▸ Hedef 1
Şeriklerin vekili bedende yer bulamayınca ne yapar? Cevabı beden ve şeriklerin vekili hakkındaki metinden verin.
▸ Hedef 2
Lütfen beden ve şeriklerin vekili hakkındaki metni son cümlesinden sonra devam ettirin.

▸ Gösterilen metin

_ _ _ _ _

Cevaben, o beden-i insan, hakikat ve hikmet diliyle ve intizamının lisan-ı hâliyle der ki:
“Eğer bütün emsalim ve yüzümüzdeki sikke-i kudret ve turra-i fıtrat bir olan bütün insanların bedenlerine hakikî mutasarrıf olacak bir kudret ve ilim sende varsa
“hem sudan ve havadan tut, tâ nebâtat ve hayvânâta kadar benim erzakımın mahzenlerine mâlik olacak bir servetin ve bir hâkimiyetin varsa
“hem ben kılıf olduğum gayet geniş ve yüksek olan ruh, kalb, akıl gibi letâif-i mâneviyeyi benim gibi dar, süflî bir zarfta yerleştirerek, kemâl-i hikmetle istihdam edip ibadet ettirecek, sende nihayetsiz bir kudret, hadsiz bir hikmet varsa, göster. Sonra ‘Ben seni yaptım’ de. Yoksa sus!
“Hem bendeki intizam-ı ekmelin şehadetiyle ve yüzümdeki sikke-i vahdetin delâletiyle, benim Sâniim herşeye kadîr, herşeye alîm, herşeyi görür ve herşeyi işitir bir Zâttır. Senin gibi sersem âcizin parmağı Onun san’atına karışamaz, zerre miktar müdahale edemez.” 7
O şeriklerin vekili, bedende dahi parmak karıştıracak yer bulamaz. Gider, insanın nev’ine rast gelir. Kalbinden der ki: “Belki bu dağınık, karma karışık olan cemaat içinde, şeytan onların ef’âl-i ihtiyariye ve içtimaiyelerine karıştığı gibi, belki ben de ahvâl-i vücudiye ve fıtriyelerine karışabileceğim ve parmak karıştıracak bir yer bulacağım. Ve onda bir yer bulup, beni tard eden bedene ve beden hüceyresine hükmümü icra ederim.”

_ _ _ _ _

▸ Materyal
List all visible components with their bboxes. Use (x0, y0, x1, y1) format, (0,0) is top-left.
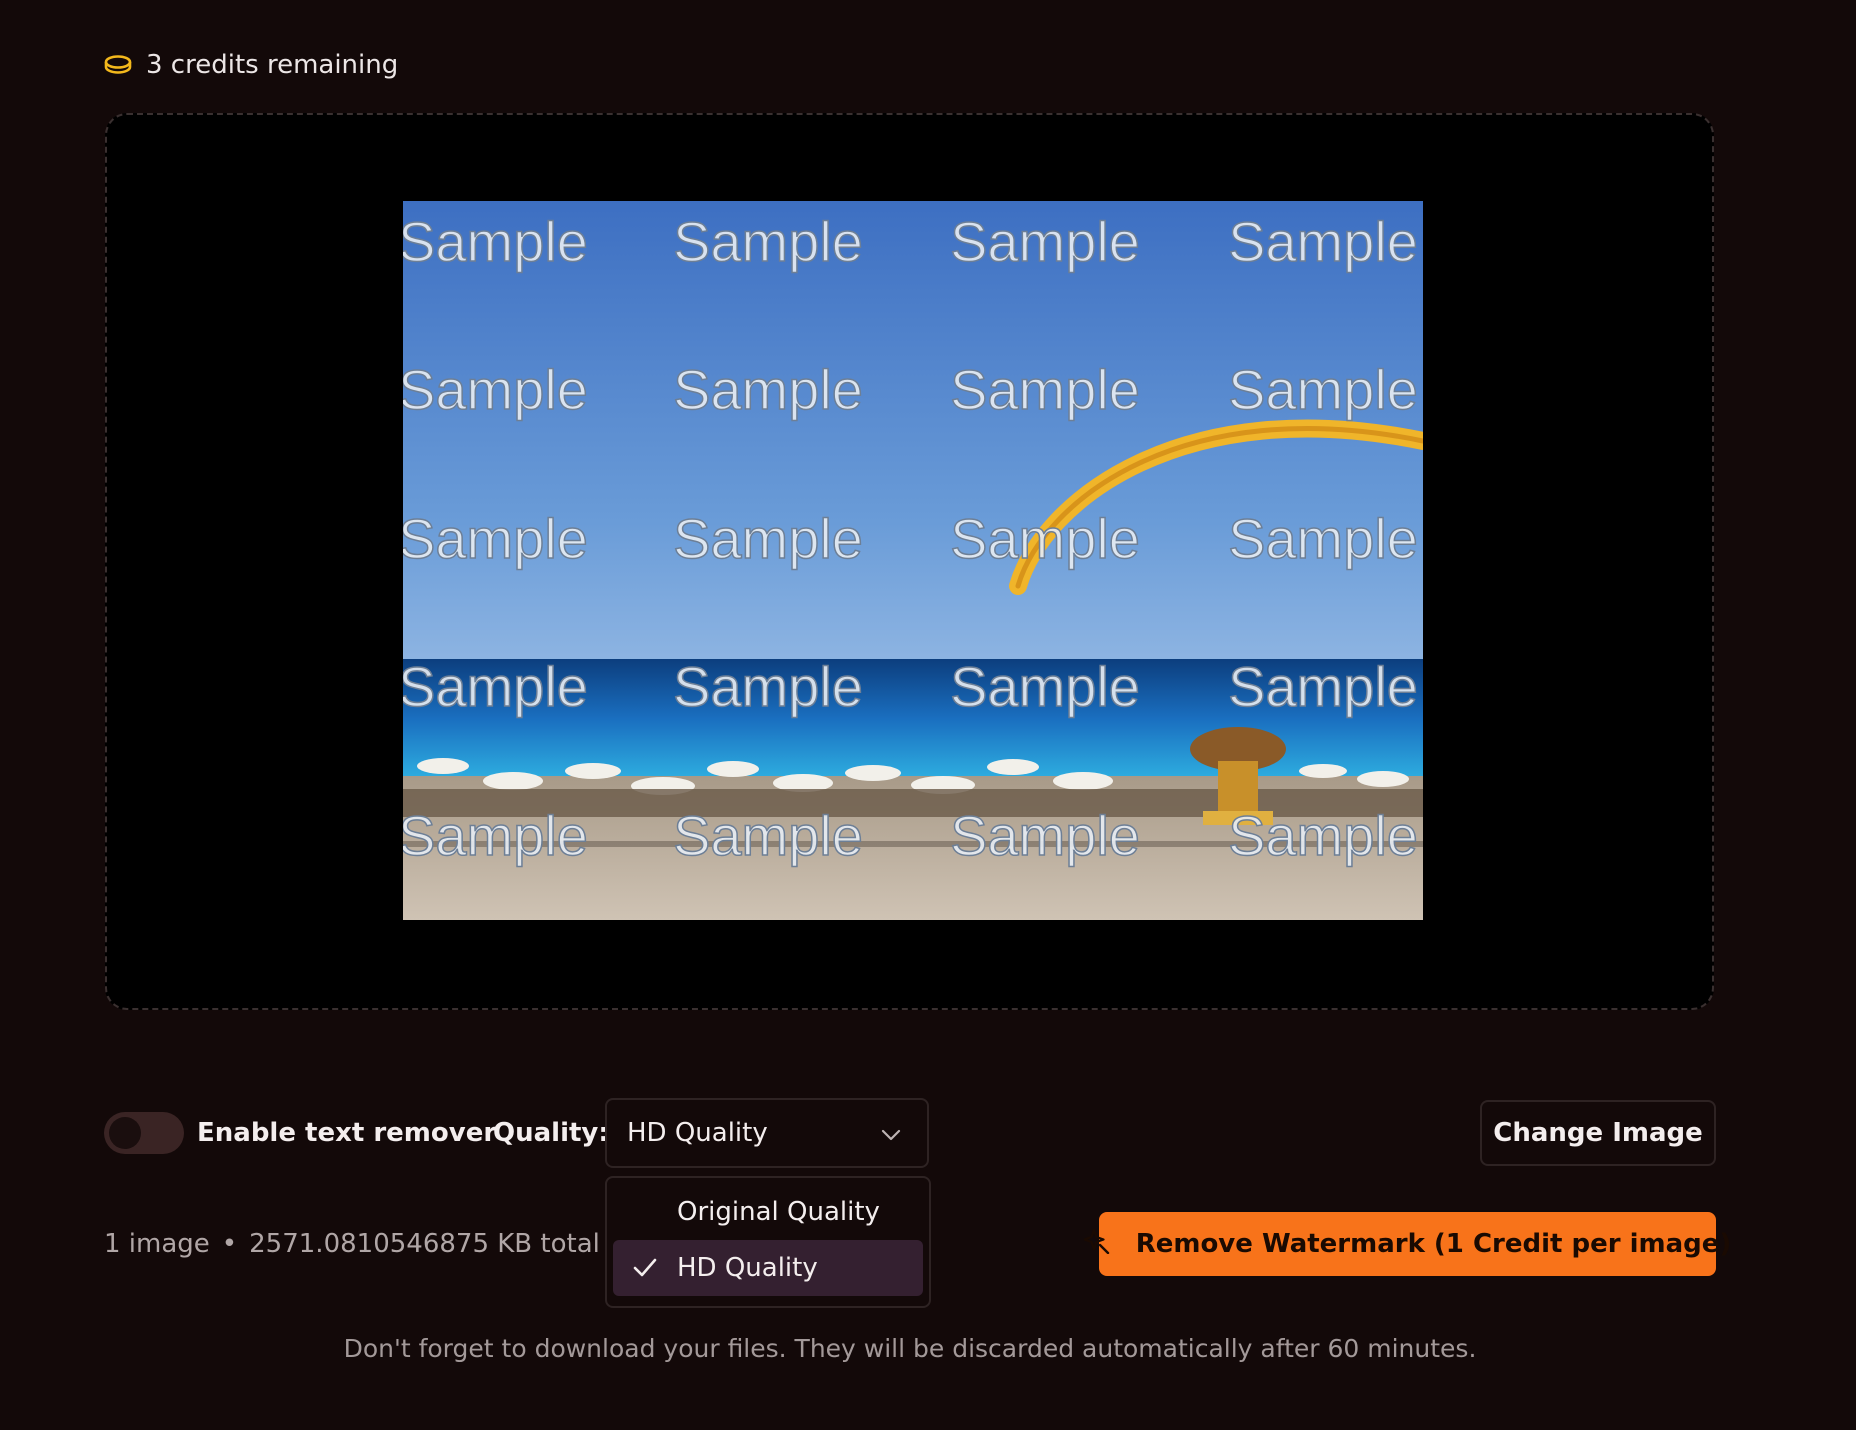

_ _ _ _ _

▸ Alıştırma çıktısı 1
Gider, insanın nev’ine rast gelir.

▸ Alıştırma çıktısı 2
Onun için, beşerin nev’ine, yine sağır tabiat ve sersem felsefe lisanıyla der ki: “Siz çok karışık birşey görünüyorsunuz. Ben size rab ve mâlikim. Veyahut hissedarım” der.
O vakit nev-i insan, hak ve hakikat lisanıyla, hikmet ve intizamın diliyle der ki:
“Eğer bütün küre-i arza giydirilen ve nev’imiz gibi bütün hayvânat ve nebâtâtın yüz binler envâından rengârenk atkı ve iplerden kemâl-i hikmetle dokunan ve dikilen gömleği ve yeryüzüne serilen ve yüz binler zîhayat envâından nesc olunan ve gayet nakışlı bir surette icad edilen haliçeyi yapacak ve her vakit kemâl-i hikmetle tecdid edip tazelendirecek bir kudret ve hikmet sende varsa
“hem, eğer biz meyve olduğumuz küre-i arza ve çekirdek olduğumuz âlemde tasarruf edecek ve hayatımıza lâzım maddeleri mîzan-ı hikmetle aktâr-ı âlemden bize gönderecek bir muhit kudret ve şamil bir hikmet sende varsa
“ve yüzümüzdeki sikke-i kudret bir olan bütün gitmiş ve gelecek emsalimizi icad edecek bir iktidar sende varsa, belki bana rububiyet dâvâ edebilirsin. Yoksa, haydi sus! Benim nev’imdeki karma karışıklığa bakıp parmak karıştırabilirim deme. Çünkü intizam mükemmeldir. O karma karışık zannettiğin vaziyetler, kudretin kader kitabına göre kemâl-i intizamla bir istinsahtır. Çünkü, bizden çok aşağı olan ve bizim taht-ı nezaretimizde bulunan hayvânat ve nebâtâtın kemâl-i intizamları gösteriyor ki, bizdeki karışıklıklar bir nevi kitabettir. 8
“Hiç mümkün müdür ki, bir haliçenin her tarafına yayılan bir atkı ipini san’atkârâne yerleştiren, haliçenin ustasından başkası olsun? Hem bir meyvenin mucidi, ağacının mucidinden başkası olsun? Hem çekirdeği icad eden, çekirdekli cismin sâniinden başkası olsun?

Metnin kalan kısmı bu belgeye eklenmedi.